··· Input ···
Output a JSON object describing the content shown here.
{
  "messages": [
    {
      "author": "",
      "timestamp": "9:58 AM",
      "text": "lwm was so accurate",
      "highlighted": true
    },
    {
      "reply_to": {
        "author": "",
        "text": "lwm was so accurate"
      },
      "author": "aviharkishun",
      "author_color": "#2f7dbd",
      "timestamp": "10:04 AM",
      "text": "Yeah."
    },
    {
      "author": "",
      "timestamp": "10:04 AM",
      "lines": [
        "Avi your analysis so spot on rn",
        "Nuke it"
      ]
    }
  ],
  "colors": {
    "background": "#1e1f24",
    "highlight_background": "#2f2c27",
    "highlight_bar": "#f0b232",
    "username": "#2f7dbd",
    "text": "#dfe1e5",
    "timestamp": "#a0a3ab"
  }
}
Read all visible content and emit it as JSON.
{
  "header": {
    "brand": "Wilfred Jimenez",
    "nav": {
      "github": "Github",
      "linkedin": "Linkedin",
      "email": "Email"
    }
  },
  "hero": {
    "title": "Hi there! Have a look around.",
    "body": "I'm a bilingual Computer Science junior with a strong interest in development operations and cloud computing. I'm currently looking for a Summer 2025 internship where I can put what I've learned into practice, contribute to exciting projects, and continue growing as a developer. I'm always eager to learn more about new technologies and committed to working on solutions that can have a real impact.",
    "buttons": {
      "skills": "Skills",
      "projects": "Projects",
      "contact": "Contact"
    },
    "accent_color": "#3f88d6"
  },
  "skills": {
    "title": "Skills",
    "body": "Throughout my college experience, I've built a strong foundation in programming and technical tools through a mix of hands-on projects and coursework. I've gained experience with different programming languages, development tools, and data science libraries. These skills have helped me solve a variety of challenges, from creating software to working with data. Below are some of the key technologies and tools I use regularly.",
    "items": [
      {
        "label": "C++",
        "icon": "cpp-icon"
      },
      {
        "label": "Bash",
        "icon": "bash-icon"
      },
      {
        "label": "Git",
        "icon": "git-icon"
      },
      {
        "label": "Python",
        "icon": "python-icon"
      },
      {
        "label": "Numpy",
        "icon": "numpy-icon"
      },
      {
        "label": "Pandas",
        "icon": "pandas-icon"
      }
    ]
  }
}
···
» Written request:
Exactly as shown, repeat every record.

» Response to this task:
Output a JSON object describing the content shown here.
{
  "messages": [
    {
      "author": "",
      "timestamp": "9:58 AM",
      "text": "lwm was so accurate",
      "highlighted": true
    },
    {
      "reply_to": {
        "author": "",
        "text": "lwm was so accurate"
      },
      "author": "aviharkishun",
      "author_color": "#2f7dbd",
      "timestamp": "10:04 AM",
      "text": "Yeah."
    },
    {
      "author": "",
      "timestamp": "10:04 AM",
      "lines": [
        "Avi your analysis so spot on rn",
        "Nuke it"
      ]
    }
  ],
  "colors": {
    "background": "#1e1f24",
    "highlight_background": "#2f2c27",
    "highlight_bar": "#f0b232",
    "username": "#2f7dbd",
    "text": "#dfe1e5",
    "timestamp": "#a0a3ab"
  }
}
Read all visible content and emit it as JSON.
{
  "header": {
    "brand": "Wilfred Jimenez",
    "nav": {
      "github": "Github",
      "linkedin": "Linkedin",
      "email": "Email"
    }
  },
  "hero": {
    "title": "Hi there! Have a look around.",
    "body": "I'm a bilingual Computer Science junior with a strong interest in development operations and cloud computing. I'm currently looking for a Summer 2025 internship where I can put what I've learned into practice, contribute to exciting projects, and continue growing as a developer. I'm always eager to learn more about new technologies and committed to working on solutions that can have a real impact.",
    "buttons": {
      "skills": "Skills",
      "projects": "Projects",
      "contact": "Contact"
    },
    "accent_color": "#3f88d6"
  },
  "skills": {
    "title": "Skills",
    "body": "Throughout my college experience, I've built a strong foundation in programming and technical tools through a mix of hands-on projects and coursework. I've gained experience with different programming languages, development tools, and data science libraries. These skills have helped me solve a variety of challenges, from creating software to working with data. Below are some of the key technologies and tools I use regularly.",
    "items": [
      {
        "label": "C++",
        "icon": "cpp-icon"
      },
      {
        "label": "Bash",
        "icon": "bash-icon"
      },
      {
        "label": "Git",
        "icon": "git-icon"
      },
      {
        "label": "Python",
        "icon": "python-icon"
      },
      {
        "label": "Numpy",
        "icon": "numpy-icon"
      },
      {
        "label": "Pandas",
        "icon": "pandas-icon"
      }
    ]
  }
}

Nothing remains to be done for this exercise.